### DATA RECORDS

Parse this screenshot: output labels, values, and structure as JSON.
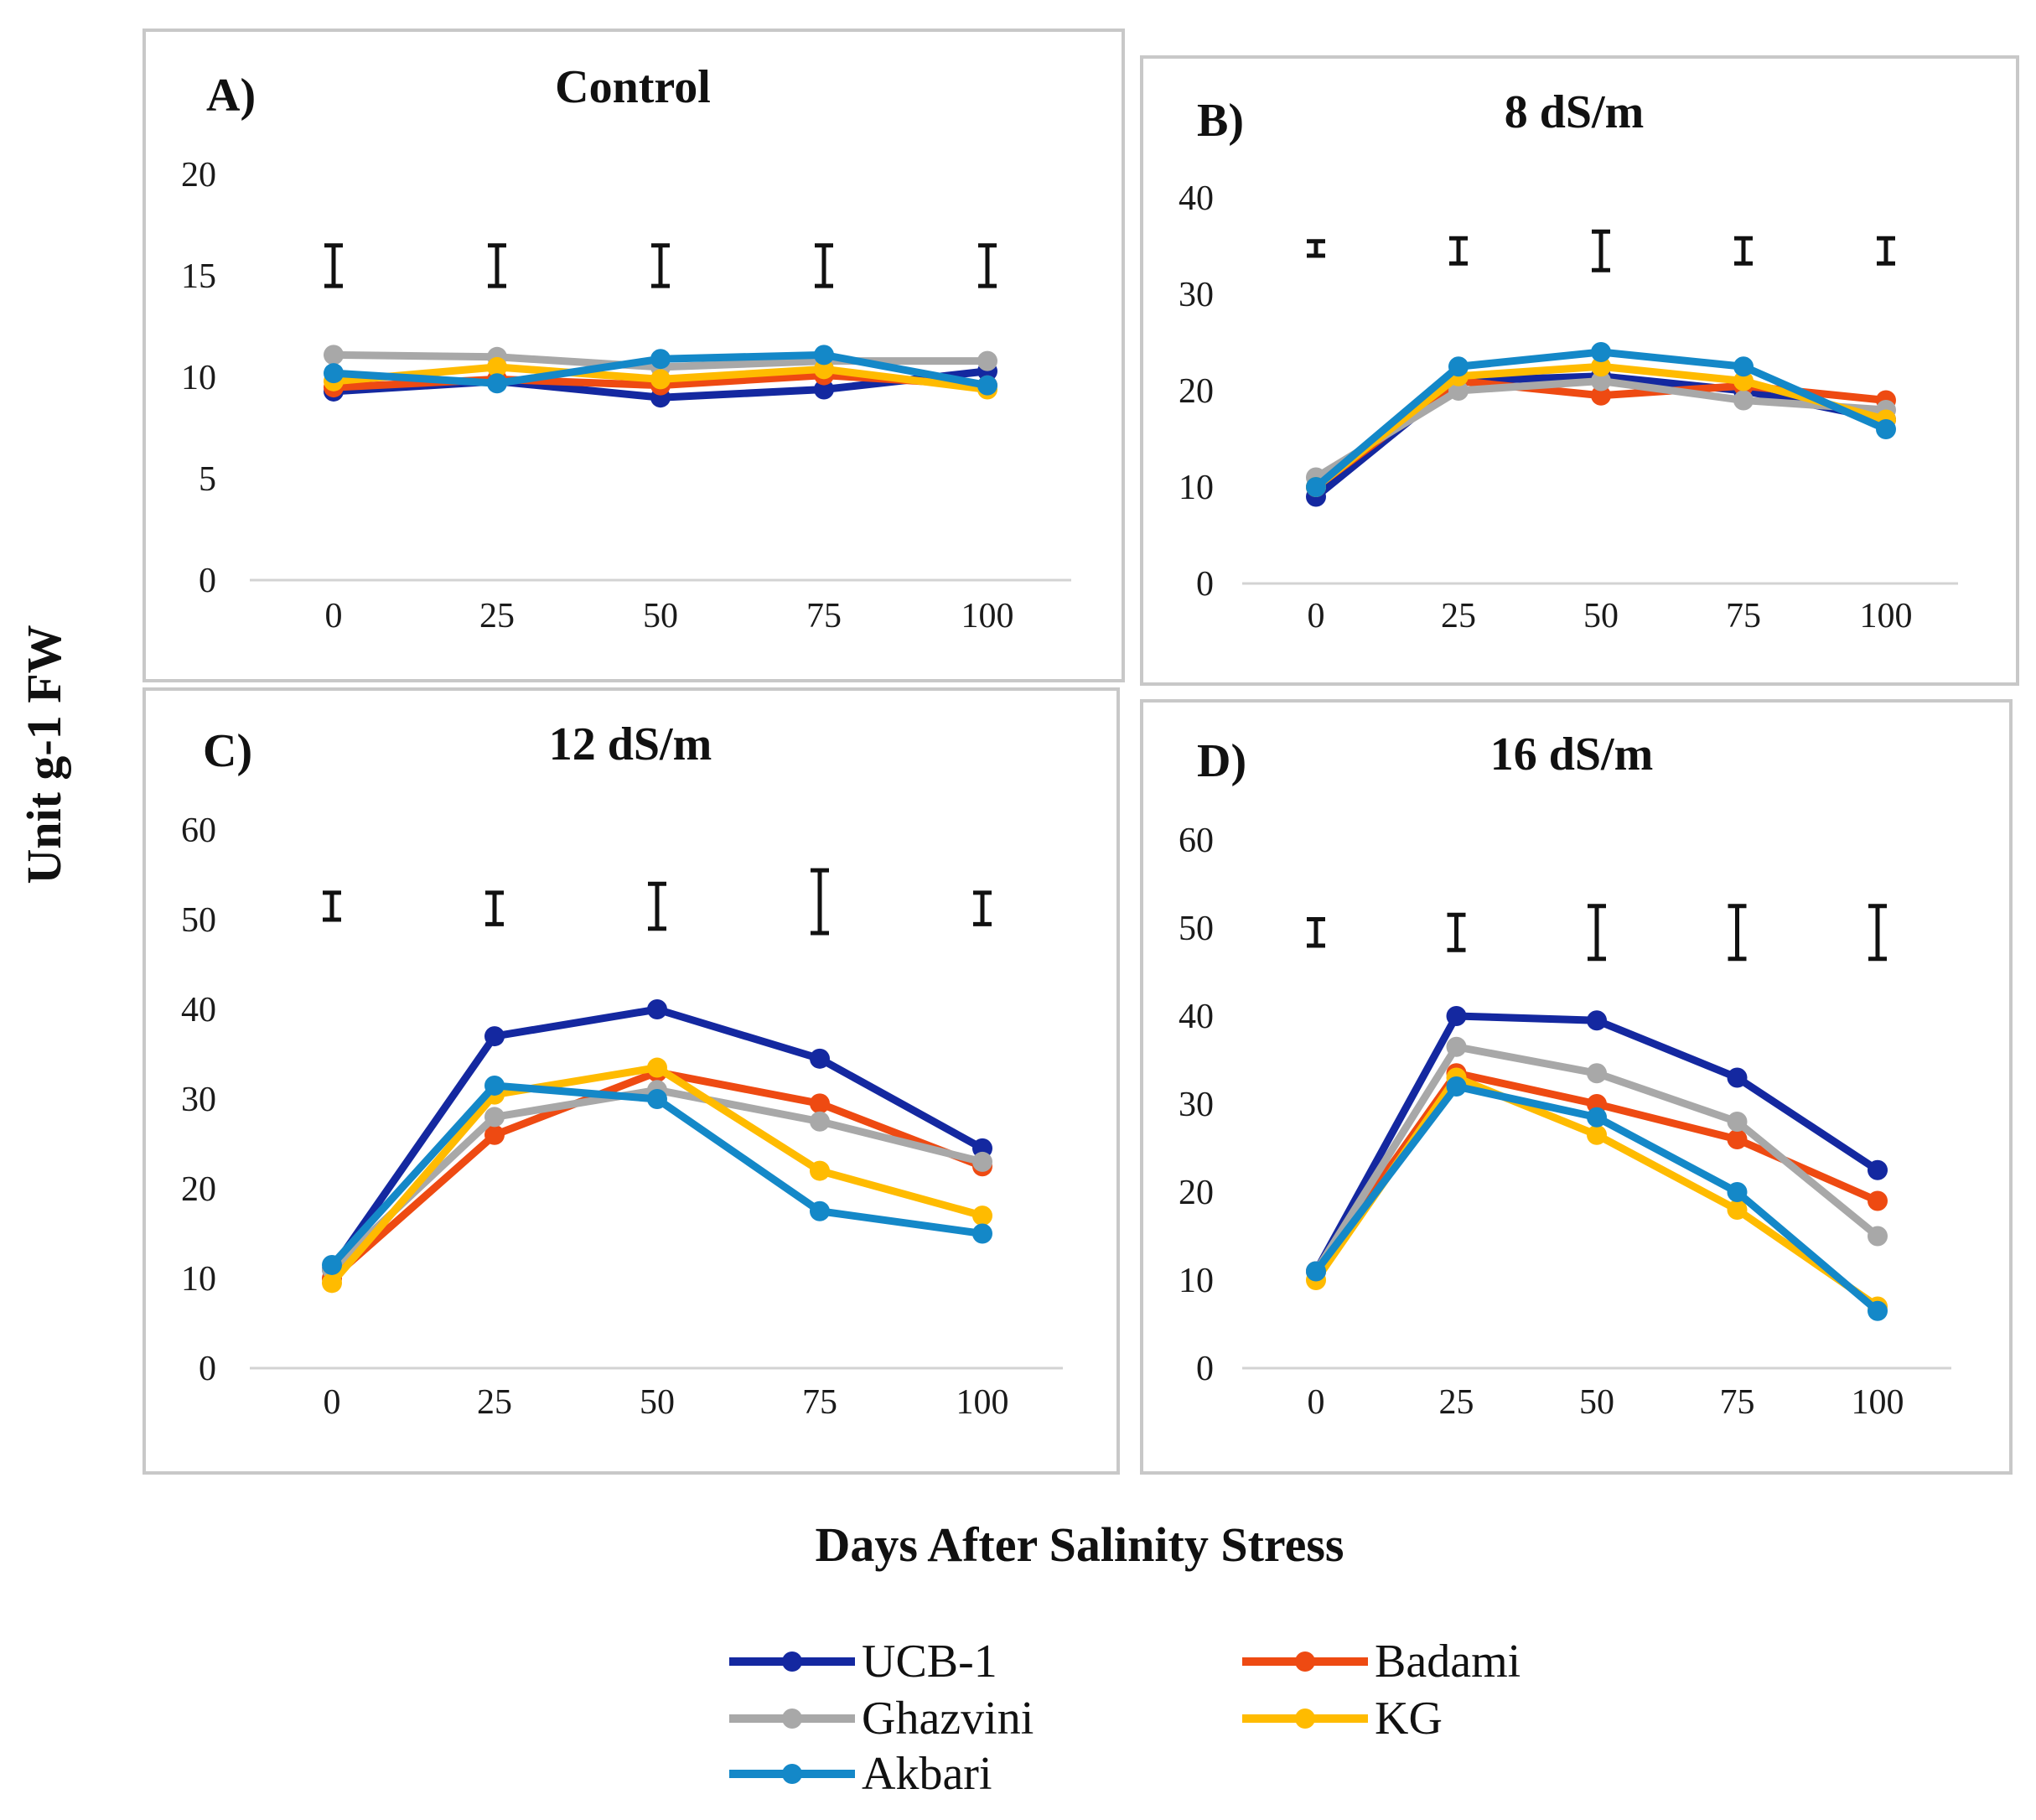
{
  "figure": {
    "y_axis_title": "Unit g-1 FW",
    "x_axis_title": "Days After Salinity Stress"
  },
  "legend": [
    {
      "name": "UCB-1",
      "color": "#1428a0"
    },
    {
      "name": "Badami",
      "color": "#ee4a12"
    },
    {
      "name": "Ghazvini",
      "color": "#a8a8a8"
    },
    {
      "name": "KG",
      "color": "#ffbb00"
    },
    {
      "name": "Akbari",
      "color": "#1488c8"
    }
  ],
  "chart_data": [
    {
      "type": "line",
      "label": "A)",
      "title": "Control",
      "x": [
        0,
        25,
        50,
        75,
        100
      ],
      "ylim": [
        0,
        20
      ],
      "yticks": [
        0,
        5,
        10,
        15,
        20
      ],
      "error_bars": [
        {
          "x": 0,
          "low": 14.5,
          "high": 16.5
        },
        {
          "x": 25,
          "low": 14.5,
          "high": 16.5
        },
        {
          "x": 50,
          "low": 14.5,
          "high": 16.5
        },
        {
          "x": 75,
          "low": 14.5,
          "high": 16.5
        },
        {
          "x": 100,
          "low": 14.5,
          "high": 16.5
        }
      ],
      "series": [
        {
          "name": "UCB-1",
          "color": "#1428a0",
          "values": [
            9.3,
            9.8,
            9.0,
            9.4,
            10.3
          ]
        },
        {
          "name": "Badami",
          "color": "#ee4a12",
          "values": [
            9.5,
            9.9,
            9.6,
            10.1,
            9.6
          ]
        },
        {
          "name": "Ghazvini",
          "color": "#a8a8a8",
          "values": [
            11.1,
            11.0,
            10.5,
            10.8,
            10.8
          ]
        },
        {
          "name": "KG",
          "color": "#ffbb00",
          "values": [
            9.8,
            10.5,
            9.9,
            10.4,
            9.4
          ]
        },
        {
          "name": "Akbari",
          "color": "#1488c8",
          "values": [
            10.2,
            9.7,
            10.9,
            11.1,
            9.6
          ]
        }
      ]
    },
    {
      "type": "line",
      "label": "B)",
      "title": "8 dS/m",
      "x": [
        0,
        25,
        50,
        75,
        100
      ],
      "ylim": [
        0,
        40
      ],
      "yticks": [
        0,
        10,
        20,
        30,
        40
      ],
      "error_bars": [
        {
          "x": 0,
          "low": 34,
          "high": 35.5
        },
        {
          "x": 25,
          "low": 33.2,
          "high": 35.8
        },
        {
          "x": 50,
          "low": 32.5,
          "high": 36.5
        },
        {
          "x": 75,
          "low": 33.2,
          "high": 35.8
        },
        {
          "x": 100,
          "low": 33.2,
          "high": 35.8
        }
      ],
      "series": [
        {
          "name": "UCB-1",
          "color": "#1428a0",
          "values": [
            9,
            21,
            21.5,
            20,
            17
          ]
        },
        {
          "name": "Badami",
          "color": "#ee4a12",
          "values": [
            10,
            21,
            19.5,
            20.5,
            19
          ]
        },
        {
          "name": "Ghazvini",
          "color": "#a8a8a8",
          "values": [
            11,
            20,
            21,
            19,
            18
          ]
        },
        {
          "name": "KG",
          "color": "#ffbb00",
          "values": [
            10,
            21.5,
            22.5,
            21,
            17
          ]
        },
        {
          "name": "Akbari",
          "color": "#1488c8",
          "values": [
            10,
            22.5,
            24,
            22.5,
            16
          ]
        }
      ]
    },
    {
      "type": "line",
      "label": "C)",
      "title": "12 dS/m",
      "x": [
        0,
        25,
        50,
        75,
        100
      ],
      "ylim": [
        0,
        60
      ],
      "yticks": [
        0,
        10,
        20,
        30,
        40,
        50,
        60
      ],
      "error_bars": [
        {
          "x": 0,
          "low": 50,
          "high": 53
        },
        {
          "x": 25,
          "low": 49.5,
          "high": 53
        },
        {
          "x": 50,
          "low": 49,
          "high": 54
        },
        {
          "x": 75,
          "low": 48.5,
          "high": 55.5
        },
        {
          "x": 100,
          "low": 49.5,
          "high": 53
        }
      ],
      "series": [
        {
          "name": "UCB-1",
          "color": "#1428a0",
          "values": [
            11,
            37,
            40,
            34.5,
            24.5
          ]
        },
        {
          "name": "Badami",
          "color": "#ee4a12",
          "values": [
            10,
            26,
            33,
            29.5,
            22.5
          ]
        },
        {
          "name": "Ghazvini",
          "color": "#a8a8a8",
          "values": [
            11,
            28,
            31,
            27.5,
            23
          ]
        },
        {
          "name": "KG",
          "color": "#ffbb00",
          "values": [
            9.5,
            30.5,
            33.5,
            22,
            17
          ]
        },
        {
          "name": "Akbari",
          "color": "#1488c8",
          "values": [
            11.5,
            31.5,
            30,
            17.5,
            15
          ]
        }
      ]
    },
    {
      "type": "line",
      "label": "D)",
      "title": "16 dS/m",
      "x": [
        0,
        25,
        50,
        75,
        100
      ],
      "ylim": [
        0,
        60
      ],
      "yticks": [
        0,
        10,
        20,
        30,
        40,
        50,
        60
      ],
      "error_bars": [
        {
          "x": 0,
          "low": 48,
          "high": 51
        },
        {
          "x": 25,
          "low": 47.5,
          "high": 51.5
        },
        {
          "x": 50,
          "low": 46.5,
          "high": 52.5
        },
        {
          "x": 75,
          "low": 46.5,
          "high": 52.5
        },
        {
          "x": 100,
          "low": 46.5,
          "high": 52.5
        }
      ],
      "series": [
        {
          "name": "UCB-1",
          "color": "#1428a0",
          "values": [
            11,
            40,
            39.5,
            33,
            22.5
          ]
        },
        {
          "name": "Badami",
          "color": "#ee4a12",
          "values": [
            11,
            33.5,
            30,
            26,
            19
          ]
        },
        {
          "name": "Ghazvini",
          "color": "#a8a8a8",
          "values": [
            11,
            36.5,
            33.5,
            28,
            15
          ]
        },
        {
          "name": "KG",
          "color": "#ffbb00",
          "values": [
            10,
            33,
            26.5,
            18,
            7
          ]
        },
        {
          "name": "Akbari",
          "color": "#1488c8",
          "values": [
            11,
            32,
            28.5,
            20,
            6.5
          ]
        }
      ]
    }
  ]
}
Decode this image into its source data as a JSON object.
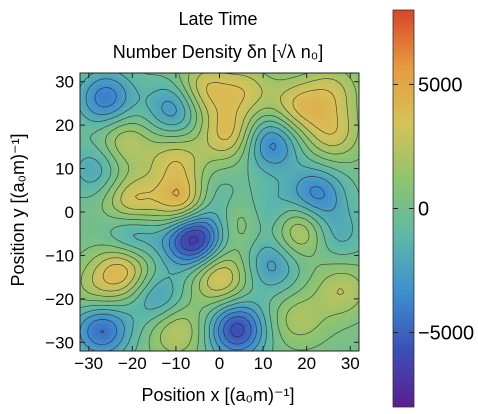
{
  "chart_data": {
    "type": "heatmap",
    "title": "Late Time",
    "subtitle": "Number Density  δn [√λ n₀]",
    "xlabel": "Position  x [(a₀m)⁻¹]",
    "ylabel": "Position  y [(a₀m)⁻¹]",
    "xlim": [
      -32,
      32
    ],
    "ylim": [
      -32,
      32
    ],
    "x_ticks": [
      -30,
      -20,
      -10,
      0,
      10,
      20,
      30
    ],
    "y_ticks": [
      -30,
      -20,
      -10,
      0,
      10,
      20,
      30
    ],
    "x_tick_labels": [
      "−30",
      "−20",
      "−10",
      "0",
      "10",
      "20",
      "30"
    ],
    "y_tick_labels": [
      "−30",
      "−20",
      "−10",
      "0",
      "10",
      "20",
      "30"
    ],
    "colorbar": {
      "range": [
        -8000,
        8000
      ],
      "ticks": [
        5000,
        0,
        -5000
      ],
      "tick_labels": [
        "5000",
        "0",
        "−5000"
      ],
      "colormap": [
        "#5b1e8e",
        "#3b4fb8",
        "#3e8ed0",
        "#5db8a8",
        "#8ec46e",
        "#d6c258",
        "#e79a3f",
        "#d9442b"
      ]
    },
    "features": [
      {
        "x": -26,
        "y": 26,
        "value": -4200
      },
      {
        "x": -6,
        "y": -6,
        "value": -7800
      },
      {
        "x": 4,
        "y": -27,
        "value": -6000
      },
      {
        "x": -27,
        "y": -27,
        "value": -4800
      },
      {
        "x": 12,
        "y": 16,
        "value": -4200
      },
      {
        "x": 22,
        "y": 4,
        "value": -4000
      },
      {
        "x": -10,
        "y": 24,
        "value": -3800
      },
      {
        "x": 11,
        "y": -1,
        "value": -3000
      },
      {
        "x": -20,
        "y": -5,
        "value": -3600
      },
      {
        "x": 18,
        "y": -27,
        "value": -3000
      },
      {
        "x": -28,
        "y": 10,
        "value": -2500
      },
      {
        "x": 12,
        "y": -12,
        "value": -3000
      },
      {
        "x": -14,
        "y": -20,
        "value": -3000
      },
      {
        "x": -2,
        "y": 3,
        "value": -2200
      },
      {
        "x": 27,
        "y": -5,
        "value": -2000
      },
      {
        "x": -8,
        "y": 2,
        "value": 5500
      },
      {
        "x": -20,
        "y": 2,
        "value": 4200
      },
      {
        "x": 18,
        "y": -4,
        "value": 3800
      },
      {
        "x": 0,
        "y": -15,
        "value": 4000
      },
      {
        "x": 18,
        "y": -26,
        "value": 5000
      },
      {
        "x": -22,
        "y": -13,
        "value": 4200
      },
      {
        "x": 2,
        "y": 18,
        "value": 3800
      },
      {
        "x": -10,
        "y": 12,
        "value": 3000
      },
      {
        "x": -4,
        "y": 28,
        "value": 3800
      },
      {
        "x": 18,
        "y": 24,
        "value": 3500
      },
      {
        "x": -22,
        "y": 16,
        "value": 2800
      },
      {
        "x": 26,
        "y": 18,
        "value": 3000
      },
      {
        "x": -10,
        "y": -27,
        "value": 3000
      },
      {
        "x": 6,
        "y": -2,
        "value": 2500
      },
      {
        "x": 28,
        "y": -18,
        "value": 2500
      },
      {
        "x": 6,
        "y": 28,
        "value": 2800
      },
      {
        "x": 26,
        "y": 28,
        "value": 2500
      },
      {
        "x": -28,
        "y": -18,
        "value": 2000
      }
    ]
  }
}
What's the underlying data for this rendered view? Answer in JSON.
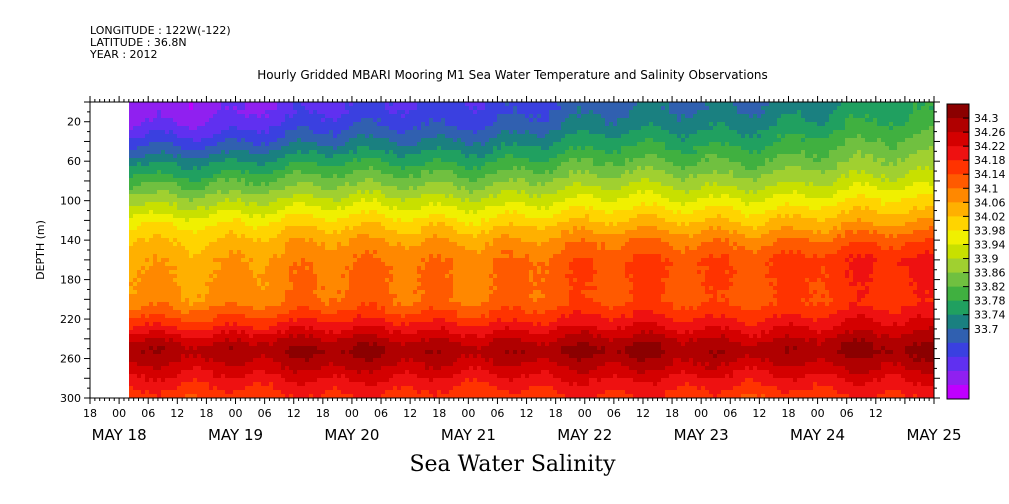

### WHAT YOU HAVE TO DO
Look through the material and copy each line that has "Position".

### RESPONSE TO THE EXERCISE
    "xlabel": "Position  x [(a₀m)⁻¹]",
    "ylabel": "Position  y [(a₀m)⁻¹]",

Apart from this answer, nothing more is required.